• OBJECTIVE
Strip the pictures and reproduce the rest of the listing exactly.

* Begin EXTRACTED DATA *

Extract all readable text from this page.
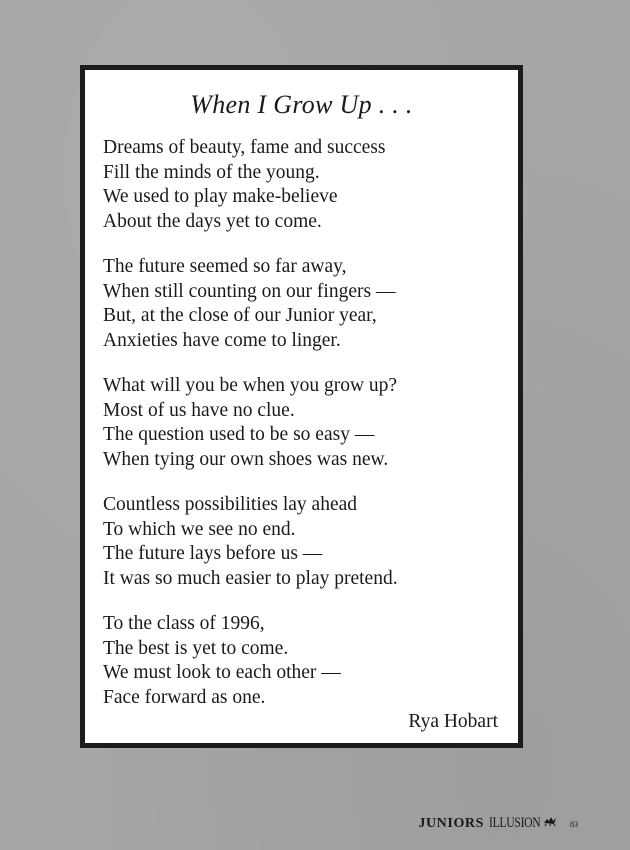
When I Grow Up . . .
Dreams of beauty, fame and success
Fill the minds of the young.
We used to play make-believe
About the days yet to come.
The future seemed so far away,
When still counting on our fingers —
But, at the close of our Junior year,
Anxieties have come to linger.
What will you be when you grow up?
Most of us have no clue.
The question used to be so easy —
When tying our own shoes was new.
Countless possibilities lay ahead
To which we see no end.
The future lays before us —
It was so much easier to play pretend.
To the class of 1996,
The best is yet to come.
We must look to each other —
Face forward as one.
Rya Hobart
JUNIORS ILLUSION	83
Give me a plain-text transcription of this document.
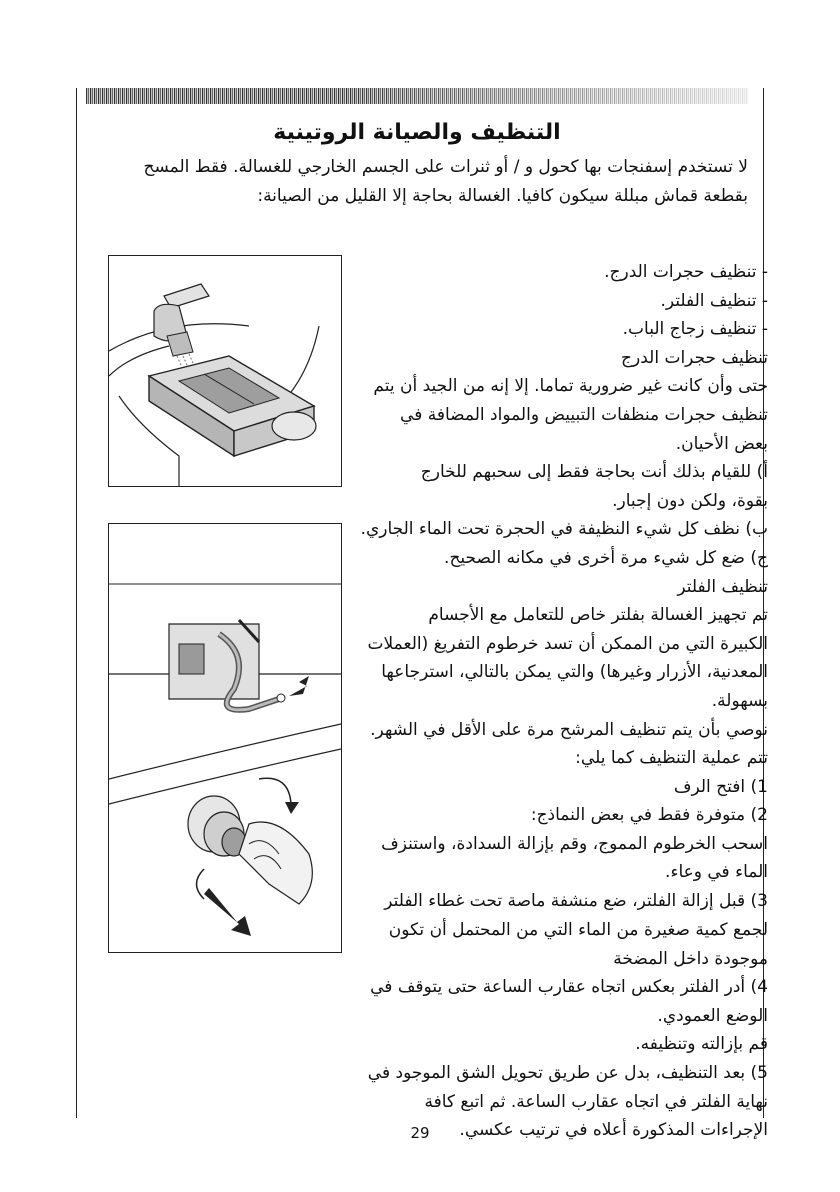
التنظيف والصيانة الروتينية

لا تستخدم إسفنجات بها كحول و / أو ثنرات على الجسم الخارجي للغسالة. فقط المسح

بقطعة قماش مبللة سيكون كافيا. الغسالة بحاجة إلا القليل من الصيانة:

- تنظيف حجرات الدرج.

- تنظيف الفلتر.

- تنظيف زجاج الباب.

تنظيف حجرات الدرج

حتى وأن كانت غير ضرورية تماما. إلا إنه من الجيد أن يتم

تنظيف حجرات منظفات التبييض والمواد المضافة في

بعض الأحيان.

أ) للقيام بذلك أنت بحاجة فقط إلى سحبهم للخارج

بقوة، ولكن دون إجبار.

ب) نظف كل شيء النظيفة في الحجرة تحت الماء الجاري.

ج) ضع كل شيء مرة أخرى في مكانه الصحيح.

تنظيف الفلتر

تم تجهيز الغسالة بفلتر خاص للتعامل مع الأجسام

الكبيرة التي من الممكن أن تسد خرطوم التفريغ (العملات

المعدنية، الأزرار وغيرها) والتي يمكن بالتالي، استرجاعها

بسهولة.

نوصي بأن يتم تنظيف المرشح مرة على الأقل في الشهر.

تتم عملية التنظيف كما يلي:

1) افتح الرف

2) متوفرة فقط في بعض النماذج:

اسحب الخرطوم المموج، وقم بإزالة السدادة، واستنزف

الماء في وعاء.

3) قبل إزالة الفلتر، ضع منشفة ماصة تحت غطاء الفلتر

لجمع كمية صغيرة من الماء التي من المحتمل أن تكون

موجودة داخل المضخة

4) أدر الفلتر بعكس اتجاه عقارب الساعة حتى يتوقف في

الوضع العمودي.

قم بإزالته وتنظيفه.

5) بعد التنظيف، بدل عن طريق تحويل الشق الموجود في

نهاية الفلتر في اتجاه عقارب الساعة. ثم اتبع كافة

الإجراءات المذكورة أعلاه في ترتيب عكسي.

29
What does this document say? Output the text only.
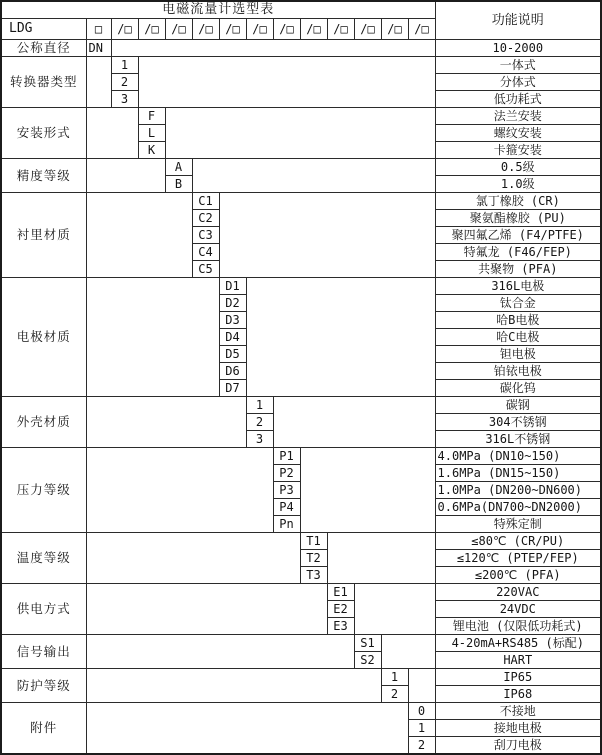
电磁流量计选型表														功能说明
LDG	□	/□	/□	/□	/□	/□	/□	/□	/□	/□	/□	/□	/□	
公称直径	DN													10-2000
转换器类型		1												一体式
		2												分体式
		3												低功耗式
安装形式			F											法兰安装
			L											螺纹安装
			K											卡箍安装
精度等级				A										0.5级
				B										1.0级
衬里材质					C1									氯丁橡胶 (CR)
					C2									聚氨酯橡胶 (PU)
					C3									聚四氟乙烯 (F4/PTFE)
					C4									特氟龙 (F46/FEP)
					C5									共聚物 (PFA)
电极材质						D1								316L电极
						D2								钛合金
						D3								哈B电极
						D4								哈C电极
						D5								钽电极
						D6								铂铱电极
						D7								碳化钨
外壳材质							1							碳钢
							2							304不锈钢
							3							316L不锈钢
压力等级								P1						4.0MPa (DN10~150)
								P2						1.6MPa (DN15~150)
								P3						1.0MPa (DN200~DN600)
								P4						0.6MPa(DN700~DN2000)
								Pn						特殊定制
温度等级									T1					≤80℃ (CR/PU)
									T2					≤120℃ (PTEP/FEP)
									T3					≤200℃ (PFA)
供电方式										E1				220VAC
										E2				24VDC
										E3				锂电池 (仅限低功耗式)
信号输出											S1			4-20mA+RS485 (标配)
											S2			HART
防护等级												1		IP65
												2		IP68
附件													0	不接地
													1	接地电极
													2	刮刀电极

* End EXTRACTED DATA *

• PROBLEM SOLUTION
Extract all readable text from this page.
When I Grow Up . . .
Dreams of beauty, fame and success
Fill the minds of the young.
We used to play make-believe
About the days yet to come.
The future seemed so far away,
When still counting on our fingers —
But, at the close of our Junior year,
Anxieties have come to linger.
What will you be when you grow up?
Most of us have no clue.
The question used to be so easy —
When tying our own shoes was new.
Countless possibilities lay ahead
To which we see no end.
The future lays before us —
It was so much easier to play pretend.
To the class of 1996,
The best is yet to come.
We must look to each other —
Face forward as one.
Rya Hobart
JUNIORS ILLUSION	83
Give me a plain-text transcription of this document.
التنظيف والصيانة الروتينية

لا تستخدم إسفنجات بها كحول و / أو ثنرات على الجسم الخارجي للغسالة. فقط المسح

بقطعة قماش مبللة سيكون كافيا. الغسالة بحاجة إلا القليل من الصيانة:

- تنظيف حجرات الدرج.

- تنظيف الفلتر.

- تنظيف زجاج الباب.

تنظيف حجرات الدرج

حتى وأن كانت غير ضرورية تماما. إلا إنه من الجيد أن يتم

تنظيف حجرات منظفات التبييض والمواد المضافة في

بعض الأحيان.

أ) للقيام بذلك أنت بحاجة فقط إلى سحبهم للخارج

بقوة، ولكن دون إجبار.

ب) نظف كل شيء النظيفة في الحجرة تحت الماء الجاري.

ج) ضع كل شيء مرة أخرى في مكانه الصحيح.

تنظيف الفلتر

تم تجهيز الغسالة بفلتر خاص للتعامل مع الأجسام

الكبيرة التي من الممكن أن تسد خرطوم التفريغ (العملات

المعدنية، الأزرار وغيرها) والتي يمكن بالتالي، استرجاعها

بسهولة.

نوصي بأن يتم تنظيف المرشح مرة على الأقل في الشهر.

تتم عملية التنظيف كما يلي:

1) افتح الرف

2) متوفرة فقط في بعض النماذج:

اسحب الخرطوم المموج، وقم بإزالة السدادة، واستنزف

الماء في وعاء.

3) قبل إزالة الفلتر، ضع منشفة ماصة تحت غطاء الفلتر

لجمع كمية صغيرة من الماء التي من المحتمل أن تكون

موجودة داخل المضخة

4) أدر الفلتر بعكس اتجاه عقارب الساعة حتى يتوقف في

الوضع العمودي.

قم بإزالته وتنظيفه.

5) بعد التنظيف، بدل عن طريق تحويل الشق الموجود في

نهاية الفلتر في اتجاه عقارب الساعة. ثم اتبع كافة

الإجراءات المذكورة أعلاه في ترتيب عكسي.

29
What does this document say? Output the text only.
电磁流量计选型表														功能说明
LDG	□	/□	/□	/□	/□	/□	/□	/□	/□	/□	/□	/□	/□	
公称直径	DN													10-2000
转换器类型		1												一体式
		2												分体式
		3												低功耗式
安装形式			F											法兰安装
			L											螺纹安装
			K											卡箍安装
精度等级				A										0.5级
				B										1.0级
衬里材质					C1									氯丁橡胶 (CR)
					C2									聚氨酯橡胶 (PU)
					C3									聚四氟乙烯 (F4/PTFE)
					C4									特氟龙 (F46/FEP)
					C5									共聚物 (PFA)
电极材质						D1								316L电极
						D2								钛合金
						D3								哈B电极
						D4								哈C电极
						D5								钽电极
						D6								铂铱电极
						D7								碳化钨
外壳材质							1							碳钢
							2							304不锈钢
							3							316L不锈钢
压力等级								P1						4.0MPa (DN10~150)
								P2						1.6MPa (DN15~150)
								P3						1.0MPa (DN200~DN600)
								P4						0.6MPa(DN700~DN2000)
								Pn						特殊定制
温度等级									T1					≤80℃ (CR/PU)
									T2					≤120℃ (PTEP/FEP)
									T3					≤200℃ (PFA)
供电方式										E1				220VAC
										E2				24VDC
										E3				锂电池 (仅限低功耗式)
信号输出											S1			4-20mA+RS485 (标配)
											S2			HART
防护等级												1		IP65
												2		IP68
附件													0	不接地
													1	接地电极
													2	刮刀电极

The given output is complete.